- _DATA SUPPLIED_:
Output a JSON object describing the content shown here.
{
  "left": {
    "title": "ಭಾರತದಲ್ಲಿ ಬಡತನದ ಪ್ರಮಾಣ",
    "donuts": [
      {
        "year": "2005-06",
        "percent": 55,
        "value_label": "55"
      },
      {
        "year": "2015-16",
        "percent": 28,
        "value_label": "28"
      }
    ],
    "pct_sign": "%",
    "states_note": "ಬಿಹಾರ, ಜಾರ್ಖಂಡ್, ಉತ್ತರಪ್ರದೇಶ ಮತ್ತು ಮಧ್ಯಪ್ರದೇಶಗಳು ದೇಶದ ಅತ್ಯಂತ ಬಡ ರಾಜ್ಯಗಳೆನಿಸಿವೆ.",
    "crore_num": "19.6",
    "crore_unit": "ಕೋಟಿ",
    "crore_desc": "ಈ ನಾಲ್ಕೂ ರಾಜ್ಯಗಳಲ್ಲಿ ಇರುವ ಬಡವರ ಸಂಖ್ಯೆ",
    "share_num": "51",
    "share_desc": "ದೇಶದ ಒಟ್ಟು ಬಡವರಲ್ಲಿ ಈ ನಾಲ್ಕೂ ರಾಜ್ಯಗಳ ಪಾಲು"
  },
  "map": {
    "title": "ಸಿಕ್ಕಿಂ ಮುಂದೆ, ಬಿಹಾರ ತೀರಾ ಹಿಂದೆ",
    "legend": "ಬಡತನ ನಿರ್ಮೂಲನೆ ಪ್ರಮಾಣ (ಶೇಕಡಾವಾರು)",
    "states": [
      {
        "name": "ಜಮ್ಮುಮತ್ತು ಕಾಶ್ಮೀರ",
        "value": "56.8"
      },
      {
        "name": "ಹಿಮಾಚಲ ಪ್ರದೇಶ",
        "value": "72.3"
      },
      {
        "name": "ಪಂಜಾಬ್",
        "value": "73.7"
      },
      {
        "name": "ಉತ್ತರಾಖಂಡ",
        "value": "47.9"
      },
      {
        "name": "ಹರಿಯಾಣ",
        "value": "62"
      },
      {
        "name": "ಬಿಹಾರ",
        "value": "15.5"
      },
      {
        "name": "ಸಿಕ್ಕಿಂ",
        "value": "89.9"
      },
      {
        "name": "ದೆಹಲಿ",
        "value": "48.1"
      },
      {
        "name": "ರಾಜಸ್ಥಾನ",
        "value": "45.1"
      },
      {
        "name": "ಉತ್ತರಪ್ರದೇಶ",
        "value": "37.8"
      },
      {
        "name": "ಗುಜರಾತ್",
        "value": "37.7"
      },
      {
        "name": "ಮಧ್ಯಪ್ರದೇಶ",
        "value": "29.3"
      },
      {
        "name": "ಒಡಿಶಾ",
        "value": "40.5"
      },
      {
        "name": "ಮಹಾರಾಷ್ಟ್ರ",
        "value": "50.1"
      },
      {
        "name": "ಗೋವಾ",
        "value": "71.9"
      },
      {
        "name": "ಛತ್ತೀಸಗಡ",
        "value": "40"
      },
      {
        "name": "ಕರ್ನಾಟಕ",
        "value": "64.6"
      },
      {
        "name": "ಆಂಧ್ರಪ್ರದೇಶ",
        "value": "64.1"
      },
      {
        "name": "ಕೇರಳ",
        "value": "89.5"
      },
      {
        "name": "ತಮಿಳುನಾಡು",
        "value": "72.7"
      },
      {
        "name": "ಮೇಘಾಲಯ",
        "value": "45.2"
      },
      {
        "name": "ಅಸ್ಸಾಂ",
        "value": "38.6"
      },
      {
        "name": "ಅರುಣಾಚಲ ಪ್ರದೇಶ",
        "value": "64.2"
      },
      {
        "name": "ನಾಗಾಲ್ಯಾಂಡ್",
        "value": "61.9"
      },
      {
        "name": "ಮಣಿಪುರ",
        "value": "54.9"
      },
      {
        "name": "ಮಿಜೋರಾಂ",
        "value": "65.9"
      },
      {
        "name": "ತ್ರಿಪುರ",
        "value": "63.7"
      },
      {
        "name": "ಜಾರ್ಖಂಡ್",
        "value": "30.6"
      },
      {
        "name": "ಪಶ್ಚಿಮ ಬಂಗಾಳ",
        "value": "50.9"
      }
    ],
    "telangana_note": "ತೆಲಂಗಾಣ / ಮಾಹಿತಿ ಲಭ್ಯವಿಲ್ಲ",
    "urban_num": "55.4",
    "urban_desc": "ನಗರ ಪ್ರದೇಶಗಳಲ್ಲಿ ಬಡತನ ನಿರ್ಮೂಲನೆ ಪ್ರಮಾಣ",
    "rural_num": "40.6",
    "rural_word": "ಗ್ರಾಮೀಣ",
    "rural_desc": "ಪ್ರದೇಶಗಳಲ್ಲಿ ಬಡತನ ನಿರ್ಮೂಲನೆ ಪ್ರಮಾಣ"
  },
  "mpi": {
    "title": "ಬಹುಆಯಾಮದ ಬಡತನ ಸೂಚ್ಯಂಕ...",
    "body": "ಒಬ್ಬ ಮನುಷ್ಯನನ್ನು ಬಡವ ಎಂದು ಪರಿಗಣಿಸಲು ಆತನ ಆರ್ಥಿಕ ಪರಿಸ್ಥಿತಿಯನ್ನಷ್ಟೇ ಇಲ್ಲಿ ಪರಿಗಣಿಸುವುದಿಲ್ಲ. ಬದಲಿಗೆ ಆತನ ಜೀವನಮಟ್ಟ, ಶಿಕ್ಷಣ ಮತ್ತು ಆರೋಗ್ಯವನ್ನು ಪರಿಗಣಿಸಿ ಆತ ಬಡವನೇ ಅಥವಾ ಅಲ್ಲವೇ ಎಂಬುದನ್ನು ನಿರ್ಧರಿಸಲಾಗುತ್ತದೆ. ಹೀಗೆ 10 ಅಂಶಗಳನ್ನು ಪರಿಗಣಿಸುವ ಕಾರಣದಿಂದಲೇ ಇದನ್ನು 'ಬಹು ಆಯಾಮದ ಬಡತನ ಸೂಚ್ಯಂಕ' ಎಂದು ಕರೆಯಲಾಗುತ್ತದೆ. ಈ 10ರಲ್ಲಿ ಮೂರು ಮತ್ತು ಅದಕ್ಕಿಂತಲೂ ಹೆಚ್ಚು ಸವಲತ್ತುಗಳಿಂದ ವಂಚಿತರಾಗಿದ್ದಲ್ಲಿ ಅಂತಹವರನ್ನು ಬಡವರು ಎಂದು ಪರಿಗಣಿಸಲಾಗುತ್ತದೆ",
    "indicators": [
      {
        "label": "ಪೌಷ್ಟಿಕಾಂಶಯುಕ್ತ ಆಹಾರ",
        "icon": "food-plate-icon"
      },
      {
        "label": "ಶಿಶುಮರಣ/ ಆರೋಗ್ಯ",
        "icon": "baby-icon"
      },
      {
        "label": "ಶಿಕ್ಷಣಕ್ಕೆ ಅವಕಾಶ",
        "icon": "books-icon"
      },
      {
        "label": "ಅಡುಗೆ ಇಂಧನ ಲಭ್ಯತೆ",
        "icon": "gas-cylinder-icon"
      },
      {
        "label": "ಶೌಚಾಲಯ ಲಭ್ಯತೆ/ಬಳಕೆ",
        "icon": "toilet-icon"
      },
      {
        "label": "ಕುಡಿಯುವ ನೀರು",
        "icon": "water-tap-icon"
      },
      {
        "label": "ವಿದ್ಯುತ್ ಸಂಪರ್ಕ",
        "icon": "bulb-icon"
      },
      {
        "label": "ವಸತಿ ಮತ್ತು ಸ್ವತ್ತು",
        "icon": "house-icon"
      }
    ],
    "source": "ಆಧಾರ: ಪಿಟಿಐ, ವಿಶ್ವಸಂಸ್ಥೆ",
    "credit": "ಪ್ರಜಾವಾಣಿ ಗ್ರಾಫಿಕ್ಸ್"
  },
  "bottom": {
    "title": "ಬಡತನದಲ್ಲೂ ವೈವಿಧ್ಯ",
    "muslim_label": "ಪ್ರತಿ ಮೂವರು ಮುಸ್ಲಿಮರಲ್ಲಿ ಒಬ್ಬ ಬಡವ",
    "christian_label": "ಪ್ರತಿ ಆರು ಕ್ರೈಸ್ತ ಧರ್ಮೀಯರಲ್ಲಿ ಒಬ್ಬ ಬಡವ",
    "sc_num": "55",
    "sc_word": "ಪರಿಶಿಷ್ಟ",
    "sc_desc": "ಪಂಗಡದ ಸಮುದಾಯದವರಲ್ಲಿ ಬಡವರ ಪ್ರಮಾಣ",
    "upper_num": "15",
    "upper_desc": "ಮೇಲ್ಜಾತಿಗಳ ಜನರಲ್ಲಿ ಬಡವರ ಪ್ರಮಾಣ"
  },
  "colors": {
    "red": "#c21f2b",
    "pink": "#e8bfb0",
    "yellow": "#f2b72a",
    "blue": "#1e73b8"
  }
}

- _WHAT THIS TASK INVOLVES_: Copy every line above that holds the word "icon".

- _RESULT_:
        "icon": "food-plate-icon"
        "icon": "baby-icon"
        "icon": "books-icon"
        "icon": "gas-cylinder-icon"
        "icon": "toilet-icon"
        "icon": "water-tap-icon"
        "icon": "bulb-icon"
        "icon": "house-icon"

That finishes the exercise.